Jesus Confrontation with Evil is Displaced by Legal Theories of Atonement

While there is probably no singular reason, what is clear is that Christianity as the defeat of evil has been displaced with a religion focused on individual salvation and legal justification, allowing evil to run its course. Rather than seeing the cross as a defeat of Satan and the inauguration of the reign of Christ over evil, the satanic is left undisturbed. This church is not a counter kingdom deploying the nonviolent ethics of Jesus in his reign over evil, but is a waiting room for saved souls. There is a complete disconnect between the cross and the kingdom, as the work of the cross provides legal benefits rather than constituting a real-world defeat of evil. The captivity to sin, death, and the devil, is not addressed in legal theories of the atonement, and the the cross is emptied of its kingdom purposes.

This is evident in such theories as Christian Zionism, premillennialism, and dispensationalism (see here), but all of these theories arose in the vacuum created by legal theories of atonement such as penal substitution and divine satisfaction, which displaced the New Testament understanding that Christ releases from captivity to sin, death, and evil. Legal theories deal in the theoretical realm of imputed righteousness, and what is lost is the need for a kingdom of atonement, a counter kingdom to the kingdoms of this world, in which a people can be shaped and redeemed in a practical sense (rather than in a legal or theoretical sense). The embodied, social, and practical nature of redemption means salvation is corporate and by definition a community of practice, but legal theories fragment salvation into the particular, the individual, and the disembodied, leaving aside political and social practice. Where salvation is not real-world redemption, evil is a practical necessity to participate in the politics of the kingdoms of this world. Christians are taught they must be violent, they must participate in the killing machine of nation states, as the practical necessities of this world demand wielding the sword. Enemies must be excluded and slaughtered, not loved and ushered into the kingdom. The evil of the world is too great to lay down the sword.

**DATA ROWS:**
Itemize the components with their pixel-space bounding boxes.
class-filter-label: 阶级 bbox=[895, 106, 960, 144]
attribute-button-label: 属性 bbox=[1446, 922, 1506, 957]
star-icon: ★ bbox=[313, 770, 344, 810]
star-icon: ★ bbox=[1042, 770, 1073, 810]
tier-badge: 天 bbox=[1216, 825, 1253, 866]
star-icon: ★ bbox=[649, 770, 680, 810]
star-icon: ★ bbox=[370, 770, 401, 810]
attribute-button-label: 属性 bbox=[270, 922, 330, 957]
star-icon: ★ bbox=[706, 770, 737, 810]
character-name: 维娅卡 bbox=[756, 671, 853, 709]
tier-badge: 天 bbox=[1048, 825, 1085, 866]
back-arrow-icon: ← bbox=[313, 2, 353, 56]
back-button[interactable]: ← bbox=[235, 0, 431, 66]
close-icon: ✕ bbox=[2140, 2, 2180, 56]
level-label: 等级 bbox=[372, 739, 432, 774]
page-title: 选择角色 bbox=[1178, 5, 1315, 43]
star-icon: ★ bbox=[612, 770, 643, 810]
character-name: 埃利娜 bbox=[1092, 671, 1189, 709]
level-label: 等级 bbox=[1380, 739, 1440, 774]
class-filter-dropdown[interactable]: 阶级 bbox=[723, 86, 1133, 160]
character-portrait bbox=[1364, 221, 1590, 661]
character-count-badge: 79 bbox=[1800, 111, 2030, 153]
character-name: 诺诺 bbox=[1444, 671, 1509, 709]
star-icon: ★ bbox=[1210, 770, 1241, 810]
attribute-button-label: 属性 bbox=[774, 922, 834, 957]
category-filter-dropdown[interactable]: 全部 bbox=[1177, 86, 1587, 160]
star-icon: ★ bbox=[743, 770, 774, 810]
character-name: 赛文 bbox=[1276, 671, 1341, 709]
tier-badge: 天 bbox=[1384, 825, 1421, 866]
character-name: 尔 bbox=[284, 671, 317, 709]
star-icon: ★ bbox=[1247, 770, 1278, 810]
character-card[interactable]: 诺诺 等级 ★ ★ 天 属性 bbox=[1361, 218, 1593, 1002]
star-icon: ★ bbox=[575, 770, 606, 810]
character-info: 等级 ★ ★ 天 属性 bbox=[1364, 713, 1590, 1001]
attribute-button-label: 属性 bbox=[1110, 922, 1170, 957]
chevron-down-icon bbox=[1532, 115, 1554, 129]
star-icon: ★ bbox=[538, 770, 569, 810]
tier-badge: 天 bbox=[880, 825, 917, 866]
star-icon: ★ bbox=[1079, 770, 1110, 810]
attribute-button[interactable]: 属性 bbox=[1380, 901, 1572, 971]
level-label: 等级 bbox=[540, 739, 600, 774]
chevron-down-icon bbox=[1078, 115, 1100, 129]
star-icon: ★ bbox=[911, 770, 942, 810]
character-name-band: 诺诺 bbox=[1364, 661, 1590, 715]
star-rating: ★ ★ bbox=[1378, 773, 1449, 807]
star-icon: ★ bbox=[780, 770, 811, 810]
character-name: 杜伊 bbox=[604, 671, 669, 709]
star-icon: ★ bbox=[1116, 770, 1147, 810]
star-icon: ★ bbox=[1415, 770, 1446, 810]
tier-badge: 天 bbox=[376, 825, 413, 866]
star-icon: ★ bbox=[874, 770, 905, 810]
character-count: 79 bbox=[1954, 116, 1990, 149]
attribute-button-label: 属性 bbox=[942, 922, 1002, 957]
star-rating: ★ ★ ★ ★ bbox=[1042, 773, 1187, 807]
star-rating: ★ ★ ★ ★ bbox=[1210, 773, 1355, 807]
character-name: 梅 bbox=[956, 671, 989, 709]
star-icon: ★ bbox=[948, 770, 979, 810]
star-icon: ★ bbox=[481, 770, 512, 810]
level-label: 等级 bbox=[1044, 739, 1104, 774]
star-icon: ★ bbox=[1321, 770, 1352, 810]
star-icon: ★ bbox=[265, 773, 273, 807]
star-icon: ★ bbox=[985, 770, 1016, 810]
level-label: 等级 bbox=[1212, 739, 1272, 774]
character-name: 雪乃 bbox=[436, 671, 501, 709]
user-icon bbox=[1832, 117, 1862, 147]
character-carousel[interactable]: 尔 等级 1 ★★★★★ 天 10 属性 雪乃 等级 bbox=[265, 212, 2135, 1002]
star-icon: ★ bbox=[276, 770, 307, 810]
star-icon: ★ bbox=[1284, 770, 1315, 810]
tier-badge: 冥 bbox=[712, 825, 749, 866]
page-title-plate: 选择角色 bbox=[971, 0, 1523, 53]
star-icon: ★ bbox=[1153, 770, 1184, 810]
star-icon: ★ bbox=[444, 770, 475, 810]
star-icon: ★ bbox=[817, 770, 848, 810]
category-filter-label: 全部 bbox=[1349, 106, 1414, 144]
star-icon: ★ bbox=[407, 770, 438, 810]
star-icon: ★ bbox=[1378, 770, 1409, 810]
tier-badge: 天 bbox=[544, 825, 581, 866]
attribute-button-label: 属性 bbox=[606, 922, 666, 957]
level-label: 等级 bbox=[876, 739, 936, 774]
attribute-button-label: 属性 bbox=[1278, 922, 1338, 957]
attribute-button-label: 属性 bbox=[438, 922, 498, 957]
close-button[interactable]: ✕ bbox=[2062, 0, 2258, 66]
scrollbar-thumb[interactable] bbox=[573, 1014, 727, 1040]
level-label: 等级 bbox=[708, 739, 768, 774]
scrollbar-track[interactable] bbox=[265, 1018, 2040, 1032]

**WHAT YOU WILL DO:**
[a] In the passage on legal theories of atonement, what does the church become rather than a counter kingdom deploying the nonviolent ethics of Jesus?
[b] Resume the passage on legal theories of atonement, starting after its final sentence.

**ANSWERS TO THE PROBLEMS:**
[a] A waiting room for saved souls.

[b]
Sin is Participation in a Counter-Kingdom

What is missed in this worldly Christianity is that sin is participation in a kingdom. The kingdoms of this world are in rebellion against God and in league with evil, not in some abstract legal sense, but in the deadly sense of being willing to destroy the other. Salvation and safety require that the stranger, the foreigner, the enemy, be excluded, and when they encroach on “our land” or presume they can gain citizenship in our country they must be taught a lesson. Crosses outside the city, walls of exclusion, Alligator Alcatraz’s, ice agents in masks, will save us from being the door mat of the world. Where the church is a universally open kingdom, and for this reason is not a kingdom of evil, the kingdoms of this world are exclusive and this exclusion is definitive of the kingdom of sin.

While we might refer to the church as a “spiritual kingdom,” what is meant by spiritual has come to mean not embodied or practiced, and thus is a means to not love the enemy, to not turn the other cheek, or to refuse taking up the cross. These are “spiritual” and other worldly and not meant for kingdoms of practice. In other words, sin is rebellion against God (not just weakness or sensuality), a defiant will to power, in which we would live from our resources, from our strength, from our kingdom, and not God’s. Spiritualizing the commands of Jesus and his kingdom is one way to remain good citizens of the kingdom of sin.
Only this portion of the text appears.